"""

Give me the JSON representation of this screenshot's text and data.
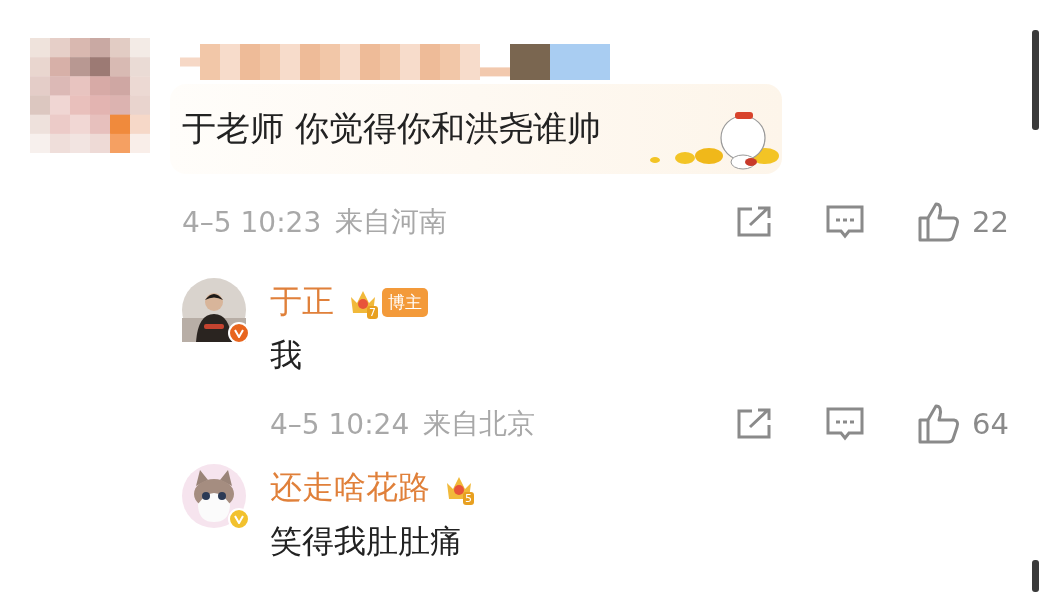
{
  "comment": {
    "text": "于老师 你觉得你和洪尧谁帅",
    "time": "4–5 10:23",
    "location": "来自河南",
    "likes": "22",
    "replies": [
      {
        "name": "于正",
        "crown_level": "7",
        "badge": "博主",
        "color": "#e8651e",
        "text": "我",
        "time": "4–5 10:24",
        "location": "来自北京",
        "likes": "64",
        "kind": "man"
      },
      {
        "name": "还走啥花路",
        "crown_level": "5",
        "color": "#f2c12e",
        "text": "笑得我肚肚痛",
        "kind": "cat"
      }
    ]
  }
}
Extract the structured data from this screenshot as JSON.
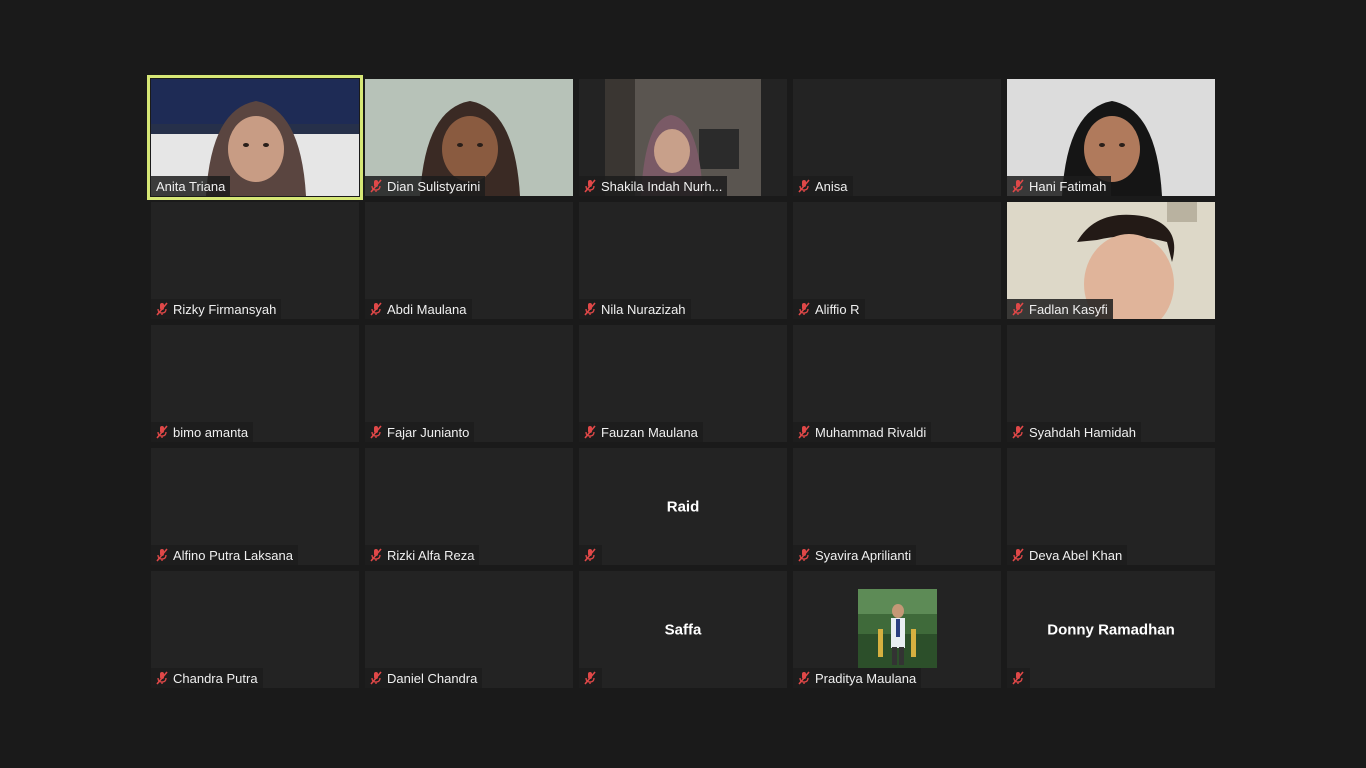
{
  "muted_icon": "mic-muted-icon",
  "active_speaker_color": "#d6e776",
  "participants": [
    {
      "name": "Anita Triana",
      "muted": false,
      "video": "on",
      "speaking": true
    },
    {
      "name": "Dian Sulistyarini",
      "muted": true,
      "video": "on"
    },
    {
      "name": "Shakila Indah Nurh...",
      "muted": true,
      "video": "on"
    },
    {
      "name": "Anisa",
      "muted": true,
      "video": "off"
    },
    {
      "name": "Hani Fatimah",
      "muted": true,
      "video": "on"
    },
    {
      "name": "Rizky Firmansyah",
      "muted": true,
      "video": "off"
    },
    {
      "name": "Abdi Maulana",
      "muted": true,
      "video": "off"
    },
    {
      "name": "Nila Nurazizah",
      "muted": true,
      "video": "off"
    },
    {
      "name": "Aliffio R",
      "muted": true,
      "video": "off"
    },
    {
      "name": "Fadlan Kasyfi",
      "muted": true,
      "video": "on"
    },
    {
      "name": "bimo amanta",
      "muted": true,
      "video": "off"
    },
    {
      "name": "Fajar Junianto",
      "muted": true,
      "video": "off"
    },
    {
      "name": "Fauzan Maulana",
      "muted": true,
      "video": "off"
    },
    {
      "name": "Muhammad Rivaldi",
      "muted": true,
      "video": "off"
    },
    {
      "name": "Syahdah Hamidah",
      "muted": true,
      "video": "off"
    },
    {
      "name": "Alfino Putra Laksana",
      "muted": true,
      "video": "off"
    },
    {
      "name": "Rizki Alfa Reza",
      "muted": true,
      "video": "off"
    },
    {
      "name": "",
      "center_name": "Raid",
      "muted": true,
      "video": "off"
    },
    {
      "name": "Syavira Aprilianti",
      "muted": true,
      "video": "off"
    },
    {
      "name": "Deva Abel Khan",
      "muted": true,
      "video": "off"
    },
    {
      "name": "Chandra Putra",
      "muted": true,
      "video": "off"
    },
    {
      "name": "Daniel Chandra",
      "muted": true,
      "video": "off"
    },
    {
      "name": "",
      "center_name": "Saffa",
      "muted": true,
      "video": "off"
    },
    {
      "name": "Praditya Maulana",
      "muted": true,
      "video": "avatar"
    },
    {
      "name": "",
      "center_name": "Donny Ramadhan",
      "muted": true,
      "video": "off"
    }
  ]
}
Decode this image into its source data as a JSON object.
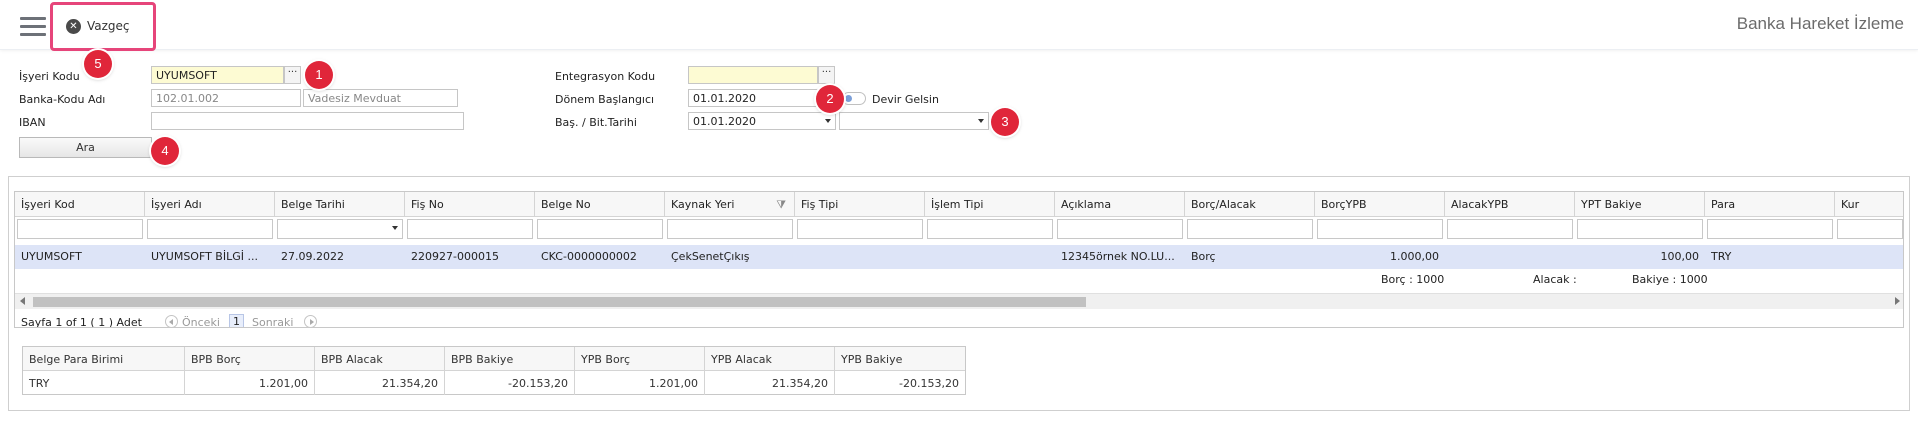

"""

### Problem to work on
Your copy of the data should match it exactly, except that pictures are left out.

### Finished exercise
Give me the JSON representation of this screenshot's text and data.
{
  "comment": {
    "text": "于老师 你觉得你和洪尧谁帅",
    "time": "4–5 10:23",
    "location": "来自河南",
    "likes": "22",
    "replies": [
      {
        "name": "于正",
        "crown_level": "7",
        "badge": "博主",
        "color": "#e8651e",
        "text": "我",
        "time": "4–5 10:24",
        "location": "来自北京",
        "likes": "64",
        "kind": "man"
      },
      {
        "name": "还走啥花路",
        "crown_level": "5",
        "color": "#f2c12e",
        "text": "笑得我肚肚痛",
        "kind": "cat"
      }
    ]
  }
}
Extract the structured data from this screenshot as JSON.
{
  "muted_icon": "mic-muted-icon",
  "active_speaker_color": "#d6e776",
  "participants": [
    {
      "name": "Anita Triana",
      "muted": false,
      "video": "on",
      "speaking": true
    },
    {
      "name": "Dian Sulistyarini",
      "muted": true,
      "video": "on"
    },
    {
      "name": "Shakila Indah Nurh...",
      "muted": true,
      "video": "on"
    },
    {
      "name": "Anisa",
      "muted": true,
      "video": "off"
    },
    {
      "name": "Hani Fatimah",
      "muted": true,
      "video": "on"
    },
    {
      "name": "Rizky Firmansyah",
      "muted": true,
      "video": "off"
    },
    {
      "name": "Abdi Maulana",
      "muted": true,
      "video": "off"
    },
    {
      "name": "Nila Nurazizah",
      "muted": true,
      "video": "off"
    },
    {
      "name": "Aliffio R",
      "muted": true,
      "video": "off"
    },
    {
      "name": "Fadlan Kasyfi",
      "muted": true,
      "video": "on"
    },
    {
      "name": "bimo amanta",
      "muted": true,
      "video": "off"
    },
    {
      "name": "Fajar Junianto",
      "muted": true,
      "video": "off"
    },
    {
      "name": "Fauzan Maulana",
      "muted": true,
      "video": "off"
    },
    {
      "name": "Muhammad Rivaldi",
      "muted": true,
      "video": "off"
    },
    {
      "name": "Syahdah Hamidah",
      "muted": true,
      "video": "off"
    },
    {
      "name": "Alfino Putra Laksana",
      "muted": true,
      "video": "off"
    },
    {
      "name": "Rizki Alfa Reza",
      "muted": true,
      "video": "off"
    },
    {
      "name": "",
      "center_name": "Raid",
      "muted": true,
      "video": "off"
    },
    {
      "name": "Syavira Aprilianti",
      "muted": true,
      "video": "off"
    },
    {
      "name": "Deva Abel Khan",
      "muted": true,
      "video": "off"
    },
    {
      "name": "Chandra Putra",
      "muted": true,
      "video": "off"
    },
    {
      "name": "Daniel Chandra",
      "muted": true,
      "video": "off"
    },
    {
      "name": "",
      "center_name": "Saffa",
      "muted": true,
      "video": "off"
    },
    {
      "name": "Praditya Maulana",
      "muted": true,
      "video": "avatar"
    },
    {
      "name": "",
      "center_name": "Donny Ramadhan",
      "muted": true,
      "video": "off"
    }
  ]
}
Decode this image into its source data as a JSON object.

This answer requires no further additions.